Requirement 1: For each statement below, state yes or no depending on whether it agrees with the article on the Queen's Law exchange with the Jindal School, and quote the deciding words. (a) The exchange will let up to three students per semester take part. (b) Students on exchange receive direct grades on their transcripts. (c) Woolf traveled to India with 20 other Canadian university presidents.

Excerpted passage:

------------------------

Bill Flanagan, dean of Queen’s Law, said this new partnership will allow law students to study at the Jindal School on exchange. He said the exchange will be popular because many students have ties to India.

“Those who don’t have cultural ties with India are fascinated with India,” he said. “India is booming. It’s a huge economy.”

Flanagan said the exchange will be structured in the same way as other exchanges already offered by the Faculty of Law to places such as Australia, Hong Kong and several others.

Students on exchange are awarded credits on their transcripts as opposed to direct grades. The exchange option is open to law students of all concentrations.

Flanagan said India is an ideal country for the Faculty of Law to partner with.

“There are a million reasons why we should be there, why we should be involved with India.”

He said the biggest draw for Queen’s includes the fact that India is English speaking and that like Canada, it follows a common law system.

Flanagan said he first heard about Jindal Law School from a Queen’s law graduate student.

“I was in China on a research project … stopped off in New Delhi and met with the graduate and the Dean of the school and was very impressed with the school,” he said.

In an effort to increase international awareness about Canadian universities, Principal Woolf travelled to India along with 15 other Canadian university presidents for a weeklong visit from Nov. 8 - 13. During this trip, Woolf signed a memorandum of understanding between Queen’s and the Jindal Law School.

Woolf was part of the largest delegation of Canadian university presidents and principals to ever visit India.

Queen’s has already taken several initiatives to strengthen their ties with Indian universities. Woolf announced that up to nine new admission scholarships will be awarded to top undergraduate students from India, starting fall 2011. The students in Masters of Business Administration (MBA) have also recently organized the first Queen’s Business Forum entitled ‘Experience India.’

Gillian Ready, assistant dean of international programs in the Faculty of Law, said the recently developed agreements between Queen’s Law and Jindal Global Law School will give up to three students per semester the opportunity to participate in the exchange.

The Faculty of Law has also secured funding from alumnus Andrew Best, LLB ’81, to provide an exchange bursary to one Jindal student coming to Queen’s each year.

Ready said that in the last couple of years the Faculty of Law has seen approximately 40 out of 160 third year law students go on exchange.

“This is an option that will be very popular and I think this is adding another option for students rather than adding six more students to our numbers,” she said.

Internationalization is one of the key principles of ‘Where Next?,’ the vision statement presented to the Queen’s community last January that outlines a plan for Queen’s future.

An advisory group, consisting of Vice-Provost (International) John Dixon, Vice-Principal (Advancement) Tom Harris and Vice-Principal (Research) Steven Liss, is currently in the process of developing a strategy geared towards prioritizing international promotion within the upcoming Academic Plan.

------------------------

Exercise material:
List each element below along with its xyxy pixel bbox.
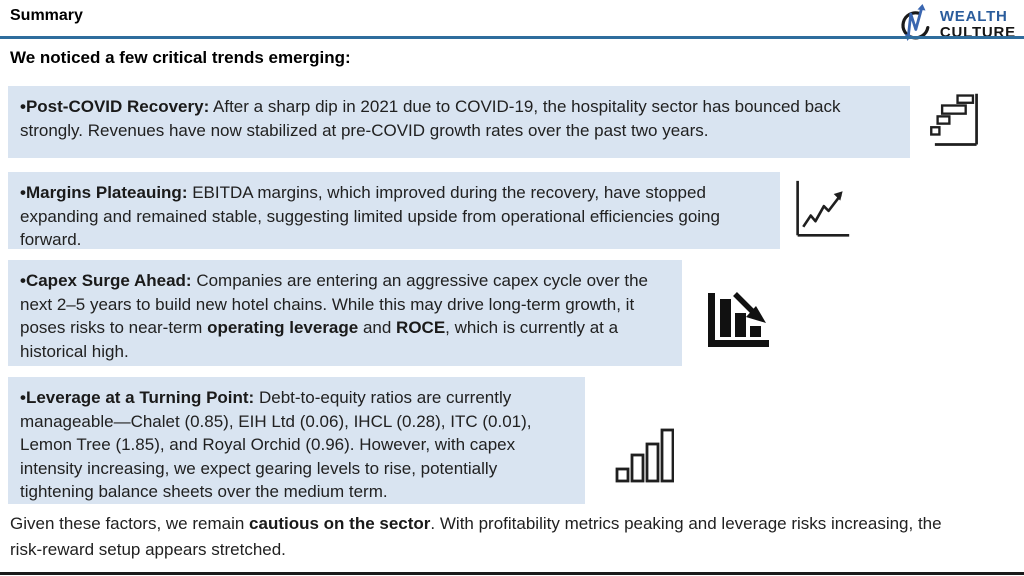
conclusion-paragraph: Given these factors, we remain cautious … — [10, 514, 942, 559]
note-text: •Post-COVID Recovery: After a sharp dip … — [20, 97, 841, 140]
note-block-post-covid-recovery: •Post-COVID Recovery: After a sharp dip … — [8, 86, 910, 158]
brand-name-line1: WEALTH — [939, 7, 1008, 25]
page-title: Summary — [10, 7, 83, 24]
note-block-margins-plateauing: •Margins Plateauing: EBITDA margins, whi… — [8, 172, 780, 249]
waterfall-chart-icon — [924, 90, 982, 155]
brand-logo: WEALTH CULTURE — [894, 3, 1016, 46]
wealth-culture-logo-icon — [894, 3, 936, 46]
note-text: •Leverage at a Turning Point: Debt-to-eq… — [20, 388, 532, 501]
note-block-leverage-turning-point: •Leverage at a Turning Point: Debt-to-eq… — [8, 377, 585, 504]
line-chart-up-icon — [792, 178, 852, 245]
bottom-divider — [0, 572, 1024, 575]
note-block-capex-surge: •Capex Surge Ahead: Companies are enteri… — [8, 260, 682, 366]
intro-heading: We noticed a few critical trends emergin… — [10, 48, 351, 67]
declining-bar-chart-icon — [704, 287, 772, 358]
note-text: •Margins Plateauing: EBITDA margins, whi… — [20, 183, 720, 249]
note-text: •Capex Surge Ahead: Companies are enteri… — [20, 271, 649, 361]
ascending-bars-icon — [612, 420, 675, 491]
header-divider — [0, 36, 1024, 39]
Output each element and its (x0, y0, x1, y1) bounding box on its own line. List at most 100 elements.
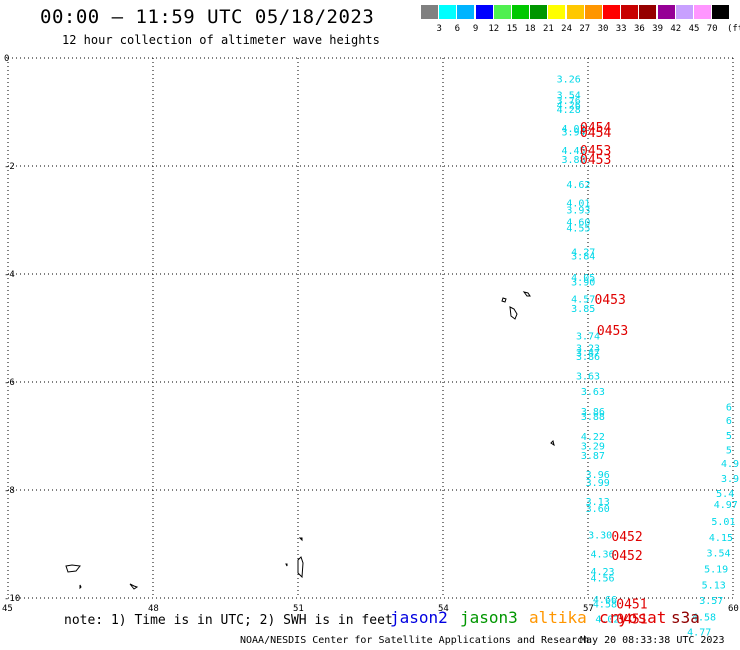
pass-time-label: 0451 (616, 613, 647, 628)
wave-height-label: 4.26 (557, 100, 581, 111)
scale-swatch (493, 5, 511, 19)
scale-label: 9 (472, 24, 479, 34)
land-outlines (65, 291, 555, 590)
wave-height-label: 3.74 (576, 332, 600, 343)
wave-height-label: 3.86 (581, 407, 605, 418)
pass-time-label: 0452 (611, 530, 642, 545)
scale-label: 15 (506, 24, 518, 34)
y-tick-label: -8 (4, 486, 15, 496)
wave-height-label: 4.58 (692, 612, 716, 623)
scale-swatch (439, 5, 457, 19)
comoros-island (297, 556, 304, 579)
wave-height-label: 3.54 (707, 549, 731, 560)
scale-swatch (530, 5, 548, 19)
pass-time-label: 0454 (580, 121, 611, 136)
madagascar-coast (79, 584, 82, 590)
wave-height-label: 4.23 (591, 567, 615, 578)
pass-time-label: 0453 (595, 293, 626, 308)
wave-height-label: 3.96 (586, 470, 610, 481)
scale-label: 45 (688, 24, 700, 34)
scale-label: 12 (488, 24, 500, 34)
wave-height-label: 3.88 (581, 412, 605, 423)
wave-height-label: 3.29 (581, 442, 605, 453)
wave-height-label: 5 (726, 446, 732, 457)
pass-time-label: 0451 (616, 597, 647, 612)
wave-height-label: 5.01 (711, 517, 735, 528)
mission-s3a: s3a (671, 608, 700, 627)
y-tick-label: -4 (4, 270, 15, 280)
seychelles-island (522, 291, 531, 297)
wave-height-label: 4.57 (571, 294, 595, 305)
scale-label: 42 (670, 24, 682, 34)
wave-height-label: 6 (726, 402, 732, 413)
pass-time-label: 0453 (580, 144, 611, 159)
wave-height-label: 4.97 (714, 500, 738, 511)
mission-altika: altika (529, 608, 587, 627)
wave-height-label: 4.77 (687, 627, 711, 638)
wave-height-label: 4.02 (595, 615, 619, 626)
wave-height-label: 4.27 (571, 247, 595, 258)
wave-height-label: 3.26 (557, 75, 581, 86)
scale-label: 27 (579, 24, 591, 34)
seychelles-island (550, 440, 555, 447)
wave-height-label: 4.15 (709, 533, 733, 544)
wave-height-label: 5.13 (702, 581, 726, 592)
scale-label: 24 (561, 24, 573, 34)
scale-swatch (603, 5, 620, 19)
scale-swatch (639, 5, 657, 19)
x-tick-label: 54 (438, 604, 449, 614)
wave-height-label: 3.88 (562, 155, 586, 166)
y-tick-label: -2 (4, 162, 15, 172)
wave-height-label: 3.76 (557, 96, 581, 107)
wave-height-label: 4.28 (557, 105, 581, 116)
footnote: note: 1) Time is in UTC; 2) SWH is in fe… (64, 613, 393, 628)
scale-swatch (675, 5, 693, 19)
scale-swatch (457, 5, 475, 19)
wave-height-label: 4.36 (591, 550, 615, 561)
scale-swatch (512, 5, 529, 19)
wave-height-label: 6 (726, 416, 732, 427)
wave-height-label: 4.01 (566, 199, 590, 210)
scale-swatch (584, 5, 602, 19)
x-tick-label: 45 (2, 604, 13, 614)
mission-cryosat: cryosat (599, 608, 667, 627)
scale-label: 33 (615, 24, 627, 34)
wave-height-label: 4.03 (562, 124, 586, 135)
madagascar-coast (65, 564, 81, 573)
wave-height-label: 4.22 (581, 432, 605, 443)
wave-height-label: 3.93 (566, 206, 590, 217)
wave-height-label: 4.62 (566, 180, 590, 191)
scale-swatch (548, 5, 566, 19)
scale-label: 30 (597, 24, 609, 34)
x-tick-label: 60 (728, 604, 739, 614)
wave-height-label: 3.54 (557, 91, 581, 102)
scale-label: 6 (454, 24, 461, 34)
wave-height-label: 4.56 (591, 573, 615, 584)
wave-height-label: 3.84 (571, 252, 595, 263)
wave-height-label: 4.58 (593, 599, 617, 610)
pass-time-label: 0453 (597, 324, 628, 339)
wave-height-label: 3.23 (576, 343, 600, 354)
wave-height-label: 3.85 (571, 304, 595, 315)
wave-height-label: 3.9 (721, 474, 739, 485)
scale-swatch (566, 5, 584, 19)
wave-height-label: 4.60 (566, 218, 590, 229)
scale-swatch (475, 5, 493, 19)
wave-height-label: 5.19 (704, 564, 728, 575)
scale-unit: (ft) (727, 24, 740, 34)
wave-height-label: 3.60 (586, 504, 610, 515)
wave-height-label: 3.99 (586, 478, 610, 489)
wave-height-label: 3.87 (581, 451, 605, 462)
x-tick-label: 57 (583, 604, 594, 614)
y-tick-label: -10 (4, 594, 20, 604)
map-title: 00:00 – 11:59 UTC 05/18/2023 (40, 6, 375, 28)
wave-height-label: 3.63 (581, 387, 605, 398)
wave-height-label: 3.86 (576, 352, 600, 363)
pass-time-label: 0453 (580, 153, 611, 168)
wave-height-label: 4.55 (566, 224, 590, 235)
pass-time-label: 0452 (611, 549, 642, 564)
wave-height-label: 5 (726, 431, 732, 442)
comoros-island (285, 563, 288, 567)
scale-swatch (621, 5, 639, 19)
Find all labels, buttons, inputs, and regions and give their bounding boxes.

------------------------

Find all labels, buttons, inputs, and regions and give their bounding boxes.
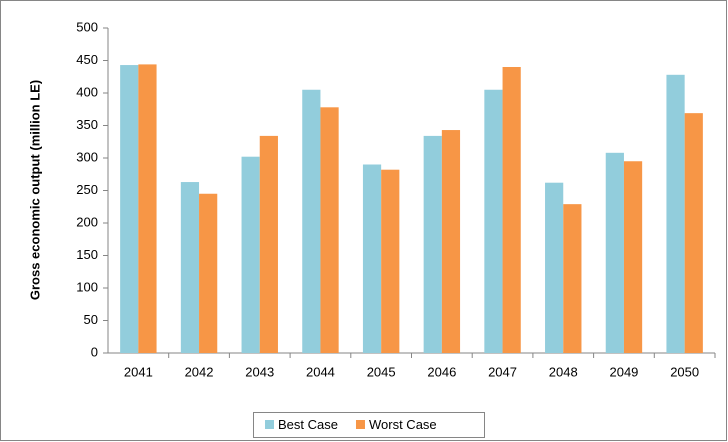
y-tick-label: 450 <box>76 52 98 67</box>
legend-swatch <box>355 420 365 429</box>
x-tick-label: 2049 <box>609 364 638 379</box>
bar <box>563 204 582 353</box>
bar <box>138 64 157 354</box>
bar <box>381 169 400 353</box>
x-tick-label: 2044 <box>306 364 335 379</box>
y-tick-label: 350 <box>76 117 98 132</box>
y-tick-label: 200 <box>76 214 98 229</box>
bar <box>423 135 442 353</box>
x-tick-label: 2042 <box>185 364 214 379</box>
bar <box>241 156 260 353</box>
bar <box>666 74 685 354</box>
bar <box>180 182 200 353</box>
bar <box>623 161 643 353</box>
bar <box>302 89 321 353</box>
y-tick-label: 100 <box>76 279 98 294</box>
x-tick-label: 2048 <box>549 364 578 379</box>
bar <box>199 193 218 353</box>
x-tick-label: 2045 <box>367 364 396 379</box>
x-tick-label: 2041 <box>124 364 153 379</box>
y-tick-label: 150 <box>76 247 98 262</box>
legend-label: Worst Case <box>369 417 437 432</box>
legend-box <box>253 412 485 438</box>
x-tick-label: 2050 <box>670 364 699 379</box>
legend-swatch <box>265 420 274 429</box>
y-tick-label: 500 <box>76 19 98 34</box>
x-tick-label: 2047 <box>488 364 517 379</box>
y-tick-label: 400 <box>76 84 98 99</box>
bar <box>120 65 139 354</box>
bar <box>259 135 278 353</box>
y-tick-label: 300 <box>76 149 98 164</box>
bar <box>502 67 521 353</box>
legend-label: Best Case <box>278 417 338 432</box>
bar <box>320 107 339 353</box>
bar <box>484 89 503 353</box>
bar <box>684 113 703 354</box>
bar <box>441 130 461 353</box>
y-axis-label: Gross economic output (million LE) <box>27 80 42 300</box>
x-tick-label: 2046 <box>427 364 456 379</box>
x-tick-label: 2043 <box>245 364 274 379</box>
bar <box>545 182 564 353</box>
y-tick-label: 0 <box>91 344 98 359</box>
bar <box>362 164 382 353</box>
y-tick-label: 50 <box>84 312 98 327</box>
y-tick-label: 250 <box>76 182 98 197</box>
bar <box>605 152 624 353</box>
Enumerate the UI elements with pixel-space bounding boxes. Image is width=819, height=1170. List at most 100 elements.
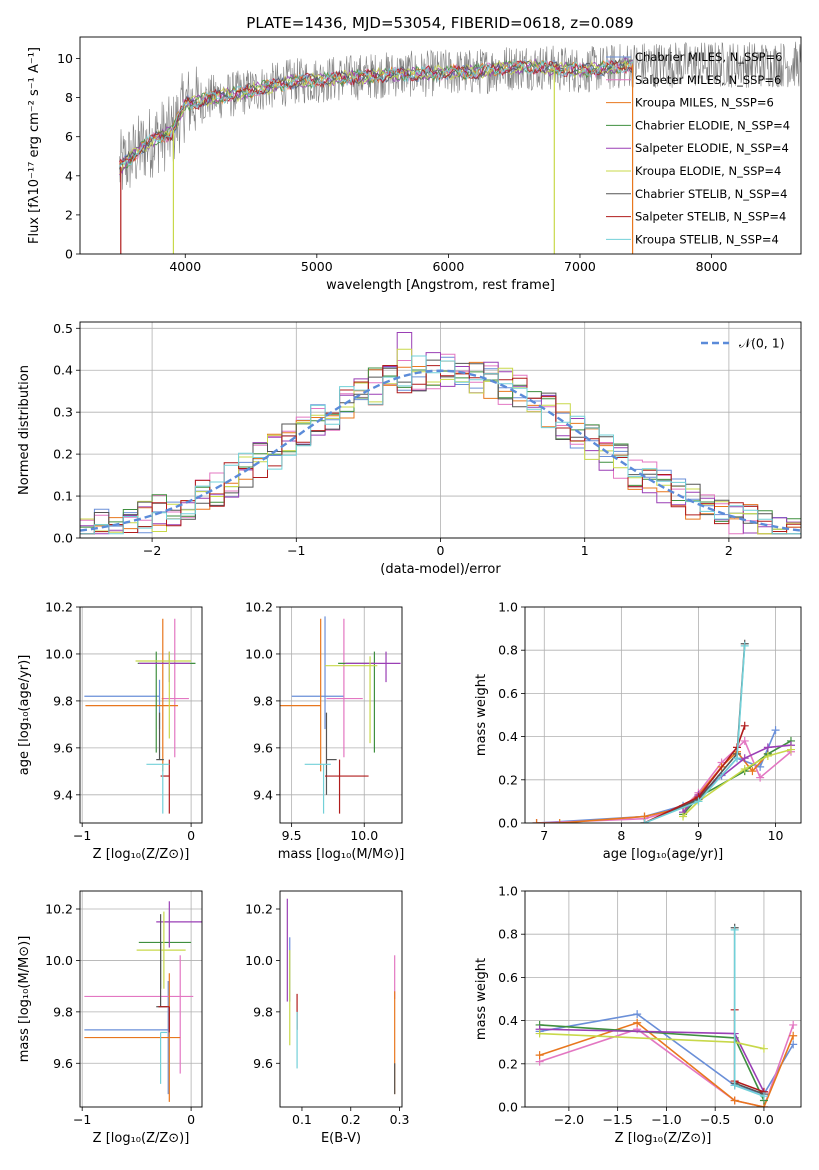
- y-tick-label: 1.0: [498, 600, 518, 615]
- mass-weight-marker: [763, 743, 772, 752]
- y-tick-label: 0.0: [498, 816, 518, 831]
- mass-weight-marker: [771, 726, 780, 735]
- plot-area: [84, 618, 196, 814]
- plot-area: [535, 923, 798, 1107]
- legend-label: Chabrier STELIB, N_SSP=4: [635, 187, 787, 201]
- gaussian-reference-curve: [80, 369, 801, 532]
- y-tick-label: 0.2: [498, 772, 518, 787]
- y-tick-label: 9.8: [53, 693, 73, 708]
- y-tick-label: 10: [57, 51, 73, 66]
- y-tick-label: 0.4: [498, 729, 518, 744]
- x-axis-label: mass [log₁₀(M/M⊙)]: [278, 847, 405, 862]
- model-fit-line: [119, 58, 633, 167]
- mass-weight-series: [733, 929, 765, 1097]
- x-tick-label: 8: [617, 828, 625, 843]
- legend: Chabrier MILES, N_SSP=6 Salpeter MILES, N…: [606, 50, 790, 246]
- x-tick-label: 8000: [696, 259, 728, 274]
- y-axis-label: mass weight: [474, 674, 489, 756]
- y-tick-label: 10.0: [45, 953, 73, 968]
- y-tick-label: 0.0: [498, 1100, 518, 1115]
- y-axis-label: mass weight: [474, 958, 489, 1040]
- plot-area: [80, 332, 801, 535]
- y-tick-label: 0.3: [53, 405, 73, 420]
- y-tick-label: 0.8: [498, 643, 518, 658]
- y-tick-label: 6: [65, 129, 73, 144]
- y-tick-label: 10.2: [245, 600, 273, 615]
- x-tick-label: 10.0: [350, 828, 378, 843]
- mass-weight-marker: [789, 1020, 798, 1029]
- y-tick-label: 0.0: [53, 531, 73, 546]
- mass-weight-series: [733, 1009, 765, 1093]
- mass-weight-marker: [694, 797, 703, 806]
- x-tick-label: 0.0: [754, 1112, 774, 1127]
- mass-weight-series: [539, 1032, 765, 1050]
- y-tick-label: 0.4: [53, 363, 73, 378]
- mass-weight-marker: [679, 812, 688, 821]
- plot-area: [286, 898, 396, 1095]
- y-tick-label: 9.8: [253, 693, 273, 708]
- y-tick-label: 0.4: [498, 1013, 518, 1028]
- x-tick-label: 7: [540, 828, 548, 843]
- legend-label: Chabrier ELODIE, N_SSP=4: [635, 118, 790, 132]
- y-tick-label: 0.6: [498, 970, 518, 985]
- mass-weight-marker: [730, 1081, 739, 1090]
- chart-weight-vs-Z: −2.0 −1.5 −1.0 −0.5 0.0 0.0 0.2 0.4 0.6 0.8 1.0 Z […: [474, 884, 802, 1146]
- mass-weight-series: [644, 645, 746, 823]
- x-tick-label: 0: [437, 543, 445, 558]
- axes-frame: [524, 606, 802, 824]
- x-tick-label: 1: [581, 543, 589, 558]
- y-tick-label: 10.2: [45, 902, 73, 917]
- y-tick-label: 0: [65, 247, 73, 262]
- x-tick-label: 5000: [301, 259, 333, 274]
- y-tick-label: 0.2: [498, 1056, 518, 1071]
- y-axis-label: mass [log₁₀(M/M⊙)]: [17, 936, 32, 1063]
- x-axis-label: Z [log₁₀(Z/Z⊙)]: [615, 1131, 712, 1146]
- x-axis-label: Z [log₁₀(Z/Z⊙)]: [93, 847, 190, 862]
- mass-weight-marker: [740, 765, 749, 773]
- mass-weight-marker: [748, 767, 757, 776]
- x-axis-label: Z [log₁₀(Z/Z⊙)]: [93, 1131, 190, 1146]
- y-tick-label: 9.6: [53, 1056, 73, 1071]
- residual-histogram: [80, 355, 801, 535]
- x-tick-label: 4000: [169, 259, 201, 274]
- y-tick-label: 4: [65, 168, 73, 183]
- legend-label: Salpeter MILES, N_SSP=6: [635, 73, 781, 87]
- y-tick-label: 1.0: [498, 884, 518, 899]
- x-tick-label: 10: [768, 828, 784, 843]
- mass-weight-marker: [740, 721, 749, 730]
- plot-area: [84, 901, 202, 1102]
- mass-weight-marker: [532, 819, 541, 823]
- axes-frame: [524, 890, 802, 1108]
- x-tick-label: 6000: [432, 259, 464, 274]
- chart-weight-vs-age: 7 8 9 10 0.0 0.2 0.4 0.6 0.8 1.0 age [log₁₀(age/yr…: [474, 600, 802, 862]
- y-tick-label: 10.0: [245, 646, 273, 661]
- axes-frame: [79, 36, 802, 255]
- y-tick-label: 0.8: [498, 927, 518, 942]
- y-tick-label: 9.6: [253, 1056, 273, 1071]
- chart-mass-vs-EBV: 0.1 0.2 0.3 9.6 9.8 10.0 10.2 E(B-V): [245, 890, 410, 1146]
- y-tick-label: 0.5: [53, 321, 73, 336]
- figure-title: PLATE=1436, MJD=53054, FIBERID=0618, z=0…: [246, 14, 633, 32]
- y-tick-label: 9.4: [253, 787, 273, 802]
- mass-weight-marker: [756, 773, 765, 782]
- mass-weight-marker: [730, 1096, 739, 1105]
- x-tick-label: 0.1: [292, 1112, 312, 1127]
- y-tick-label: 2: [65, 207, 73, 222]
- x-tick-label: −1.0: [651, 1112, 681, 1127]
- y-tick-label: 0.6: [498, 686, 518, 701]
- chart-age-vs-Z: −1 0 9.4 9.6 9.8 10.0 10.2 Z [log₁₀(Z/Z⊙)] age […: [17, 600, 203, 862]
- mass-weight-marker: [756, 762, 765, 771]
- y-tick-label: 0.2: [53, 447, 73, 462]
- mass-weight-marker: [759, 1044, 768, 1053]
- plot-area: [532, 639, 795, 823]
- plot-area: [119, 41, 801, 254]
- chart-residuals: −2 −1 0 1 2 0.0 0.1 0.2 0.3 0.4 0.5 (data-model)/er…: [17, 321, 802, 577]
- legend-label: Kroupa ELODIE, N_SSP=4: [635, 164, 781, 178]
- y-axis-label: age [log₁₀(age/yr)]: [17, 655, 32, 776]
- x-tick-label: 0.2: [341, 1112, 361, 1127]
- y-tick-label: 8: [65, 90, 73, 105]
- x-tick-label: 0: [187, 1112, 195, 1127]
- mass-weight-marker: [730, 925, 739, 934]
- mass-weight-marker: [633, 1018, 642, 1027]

------------------------

Requirement 2: Extract every line of the entries above that contains the word "List". Case counts.

Finished answer 1:
(a) Yes: "give up to three students per semester the opportunity to participate in the exchange"
(b) No: "Students on exchange are awarded credits on their transcripts as opposed to direct grades."
(c) No: "along with 15 other Canadian university presidents"

Finished answer 2:
List each element below along with its xyxy pixel bbox.
Output each element and its (x0, y0, x1, y1) bounding box on its own line. List at most 100 elements.
Enumerate the UI elements with pixel-space bounding boxes. Image is width=819, height=1170. List at most 100 elements.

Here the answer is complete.